+++ 引用文
雇用調整助成金の無料相談に応じる県社会保険労務士会の社労士=福井県福井市大和田2丁目の福井銀行大和田支店2階「ふくぎんプラザ福井」

 新型コロナウイルスの影響で従業員の休業を余儀なくされる福井県内の企業を支援しようと、福井県社会保険労務士会は、休業手当を補助する国の雇用調整助成金に関する無料相談に力を注いでいる。相談はあらゆる業種に広がっており、深刻さが増してきているという。相談の多い小規模・零細企業の事業主に対し、社労士らは「正確な労務管理と休業決定前の労使協定が重要」と呼び掛けている。

 ■「自力でやるしか」

 「助成金の申請書類が簡素化されたって聞いたけど、内容に分からない点があって…」。県社労士会が福井銀行と共催で、6月10日から毎週水曜に同行大和田支店(福井市)で開いている個別相談会。県内の木工製品製造業の女性社員が会社代表で相談に訪れた。

 首都圏の百貨店向けに製品を出荷していたが、国の緊急事態宣言に伴う百貨店休業の影響を受けて受注が激減。4~5月の2カ月間、従業員の休業を余儀なくされた。「小規模事業者なので、助成金が受けられると大きい。申請は難しいけど自力でやるしかない」と前を向いた。

 県社労士会は新型コロナ感染拡大を受け、金融機関や各地域の商工会議所などと連携して相談会を行っている。福井銀の相談会は7月末まで続く。

 ■「これから厳しく」

 国は感染拡大を受け、雇用調整助成金の拡充や要件を緩和した特例措置を9月末まで延長。提出書類も簡素化されたが、福井銀の担当者は「個別相談会に訪れるのは小規模・零細企業が大半。専門スタッフがおらず、経営者自ら申請手続きしなければならないのがつらいところ」と話す。

 「助成金の相談があらゆる業種に広がり、内容も深刻さが増してきた」とするのは、県社労士会の青垣智則副会長。3月~4月前半の相談は観光業や飲食店、バス事業者などが中心だったが、4月後半からは製造業が中心という。「6~7月の受注が真っ白という製造業者もいて、これからが厳しい状況。だが、助成金を活用して従業員を維持し、新型コロナ収束後の経済回復に備えるのは重要」と指摘した。
++++++
+++ データ抜粋
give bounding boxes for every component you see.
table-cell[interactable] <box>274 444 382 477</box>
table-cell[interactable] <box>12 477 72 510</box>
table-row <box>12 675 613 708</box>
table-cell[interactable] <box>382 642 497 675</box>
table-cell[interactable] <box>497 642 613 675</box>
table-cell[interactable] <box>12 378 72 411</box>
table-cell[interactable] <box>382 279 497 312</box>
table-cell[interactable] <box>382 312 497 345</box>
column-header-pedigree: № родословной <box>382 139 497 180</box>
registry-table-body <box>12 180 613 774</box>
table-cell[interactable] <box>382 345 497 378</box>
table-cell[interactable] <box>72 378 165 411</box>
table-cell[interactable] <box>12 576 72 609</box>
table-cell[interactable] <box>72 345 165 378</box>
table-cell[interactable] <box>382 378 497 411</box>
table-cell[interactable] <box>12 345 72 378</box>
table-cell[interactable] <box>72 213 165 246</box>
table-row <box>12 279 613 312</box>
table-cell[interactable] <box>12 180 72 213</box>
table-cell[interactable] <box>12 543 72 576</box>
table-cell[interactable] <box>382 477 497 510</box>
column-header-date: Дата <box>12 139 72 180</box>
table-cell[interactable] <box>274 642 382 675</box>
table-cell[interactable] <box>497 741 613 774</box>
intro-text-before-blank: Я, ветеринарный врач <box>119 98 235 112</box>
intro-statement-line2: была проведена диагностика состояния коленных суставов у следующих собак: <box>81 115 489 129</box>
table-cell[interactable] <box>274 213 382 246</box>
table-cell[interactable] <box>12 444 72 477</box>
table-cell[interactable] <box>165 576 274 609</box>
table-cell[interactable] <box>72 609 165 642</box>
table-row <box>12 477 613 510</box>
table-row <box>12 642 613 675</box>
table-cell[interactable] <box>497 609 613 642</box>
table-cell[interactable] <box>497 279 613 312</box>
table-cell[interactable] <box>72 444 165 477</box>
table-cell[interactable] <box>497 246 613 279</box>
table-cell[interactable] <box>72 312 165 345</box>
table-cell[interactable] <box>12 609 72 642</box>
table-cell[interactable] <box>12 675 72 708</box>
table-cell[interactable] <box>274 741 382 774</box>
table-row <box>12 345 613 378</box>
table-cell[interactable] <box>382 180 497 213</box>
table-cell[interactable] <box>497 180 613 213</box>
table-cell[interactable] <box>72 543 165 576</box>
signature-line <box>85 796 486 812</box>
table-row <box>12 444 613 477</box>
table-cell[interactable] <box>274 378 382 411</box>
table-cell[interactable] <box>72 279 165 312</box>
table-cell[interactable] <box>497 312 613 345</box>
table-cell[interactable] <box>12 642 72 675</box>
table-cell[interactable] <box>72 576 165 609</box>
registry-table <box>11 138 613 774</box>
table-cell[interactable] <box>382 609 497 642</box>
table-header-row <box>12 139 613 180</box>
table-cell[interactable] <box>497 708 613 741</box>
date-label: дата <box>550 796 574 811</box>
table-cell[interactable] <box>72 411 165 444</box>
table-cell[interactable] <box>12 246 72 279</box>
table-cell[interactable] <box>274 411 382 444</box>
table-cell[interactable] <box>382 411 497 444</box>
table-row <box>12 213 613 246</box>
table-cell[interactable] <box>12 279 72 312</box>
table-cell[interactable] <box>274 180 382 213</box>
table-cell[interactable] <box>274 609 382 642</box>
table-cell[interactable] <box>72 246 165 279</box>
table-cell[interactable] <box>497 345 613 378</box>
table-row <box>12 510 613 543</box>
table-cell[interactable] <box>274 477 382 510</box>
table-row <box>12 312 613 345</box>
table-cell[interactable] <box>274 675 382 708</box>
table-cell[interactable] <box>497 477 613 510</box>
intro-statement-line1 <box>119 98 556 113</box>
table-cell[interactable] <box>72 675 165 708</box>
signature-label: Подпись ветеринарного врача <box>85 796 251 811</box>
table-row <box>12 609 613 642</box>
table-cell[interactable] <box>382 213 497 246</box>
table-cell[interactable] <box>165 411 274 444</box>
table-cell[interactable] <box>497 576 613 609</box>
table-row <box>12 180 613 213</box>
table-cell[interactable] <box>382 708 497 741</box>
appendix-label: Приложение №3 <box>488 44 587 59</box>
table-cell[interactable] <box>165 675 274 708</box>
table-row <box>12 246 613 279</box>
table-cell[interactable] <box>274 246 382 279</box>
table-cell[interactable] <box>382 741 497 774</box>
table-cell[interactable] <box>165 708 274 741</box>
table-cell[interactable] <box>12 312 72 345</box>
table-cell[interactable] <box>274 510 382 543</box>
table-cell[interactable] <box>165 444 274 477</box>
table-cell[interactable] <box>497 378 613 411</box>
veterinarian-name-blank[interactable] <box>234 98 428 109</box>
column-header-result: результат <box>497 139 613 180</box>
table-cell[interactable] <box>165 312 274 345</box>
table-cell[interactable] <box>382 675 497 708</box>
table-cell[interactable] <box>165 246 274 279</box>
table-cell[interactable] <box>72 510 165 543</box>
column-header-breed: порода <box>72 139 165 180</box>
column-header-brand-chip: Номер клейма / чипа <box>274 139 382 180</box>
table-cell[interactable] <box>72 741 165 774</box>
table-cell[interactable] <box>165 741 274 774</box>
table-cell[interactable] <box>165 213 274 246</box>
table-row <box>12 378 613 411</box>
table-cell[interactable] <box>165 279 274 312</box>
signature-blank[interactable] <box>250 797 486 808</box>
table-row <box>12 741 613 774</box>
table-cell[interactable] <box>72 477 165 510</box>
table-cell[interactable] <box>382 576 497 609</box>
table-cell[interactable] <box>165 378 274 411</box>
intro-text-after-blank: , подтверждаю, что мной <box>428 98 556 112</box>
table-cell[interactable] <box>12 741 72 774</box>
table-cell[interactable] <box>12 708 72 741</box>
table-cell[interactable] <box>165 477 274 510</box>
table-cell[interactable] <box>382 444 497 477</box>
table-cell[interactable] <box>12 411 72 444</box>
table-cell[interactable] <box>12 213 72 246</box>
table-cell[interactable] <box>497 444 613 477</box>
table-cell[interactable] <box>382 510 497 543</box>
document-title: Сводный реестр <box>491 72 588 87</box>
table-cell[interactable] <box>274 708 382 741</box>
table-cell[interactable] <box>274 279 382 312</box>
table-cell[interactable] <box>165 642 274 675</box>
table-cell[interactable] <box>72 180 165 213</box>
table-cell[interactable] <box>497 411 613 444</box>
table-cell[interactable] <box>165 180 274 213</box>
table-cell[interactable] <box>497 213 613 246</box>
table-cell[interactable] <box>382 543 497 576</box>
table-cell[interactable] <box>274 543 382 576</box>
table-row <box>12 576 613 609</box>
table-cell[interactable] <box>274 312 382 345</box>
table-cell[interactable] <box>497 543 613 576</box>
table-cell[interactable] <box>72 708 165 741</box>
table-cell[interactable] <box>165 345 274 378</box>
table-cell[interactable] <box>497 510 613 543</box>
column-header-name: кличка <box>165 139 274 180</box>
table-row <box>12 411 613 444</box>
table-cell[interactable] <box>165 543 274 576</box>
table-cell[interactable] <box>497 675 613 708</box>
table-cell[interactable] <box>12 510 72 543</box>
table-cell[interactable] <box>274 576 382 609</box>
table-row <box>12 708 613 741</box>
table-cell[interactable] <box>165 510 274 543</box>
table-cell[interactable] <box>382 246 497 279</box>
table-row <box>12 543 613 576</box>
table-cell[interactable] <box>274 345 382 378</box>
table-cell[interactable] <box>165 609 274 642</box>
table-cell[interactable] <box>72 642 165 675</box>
++++++
◆ 課題一覧:
1) 雇用調整助成金の相談についての記事で、福井銀行大和田支店の個別相談会は毎週何曜日に開かれているか。
2) 雇用調整助成金の相談を伝える記事を、最後の文の後から書き継ぐこと。
記録は使わなくてよい。

◆ 解答一覧:
1) 毎週水曜日。

2)
 ■「会員挙げて支援」

 小規模・零細企業が申請するポイントとして、多田経営労務事務所(福井市)の多田士朗社労士(47)は「労務管理をしっかり行っているのが前提」と指摘する。タイムカードやシフト表、労働日数や時間外労働などを記載した賃金台帳は当然必要となる上、「仮に違法残業などがあると、助成金が支給されたとしても後々の国の検査で返還命令を受ける恐れがある」と注意を促す。

 県社労士会の戸嶋哲也会長は「特例措置で労使間の休業協定は事後提出でもよくなったが、本来は協定締結が出発点であることを意識してほしい」と、労働者重視を呼び掛ける。「零細企業の事業主は、休業手当のほか固定費などで資金繰りが大変だと思うが、雇用維持のため助成金は活用してほしい。県社労士会挙げ手続きを支援していきたい」と強調した。

 ■雇用調整助成金の特例措置 従業員に支払った休業手当に対し、通常は中小企業で3分の2(大企業2分の1)の助成率を5分の4(大企業3分の2)に引き上げ、さらに一人も解雇しなければ10分の10(大企業4分の3)を補助する。日額8330円の上限を1万5千円に増額。パート、アルバイトも助成対象となった。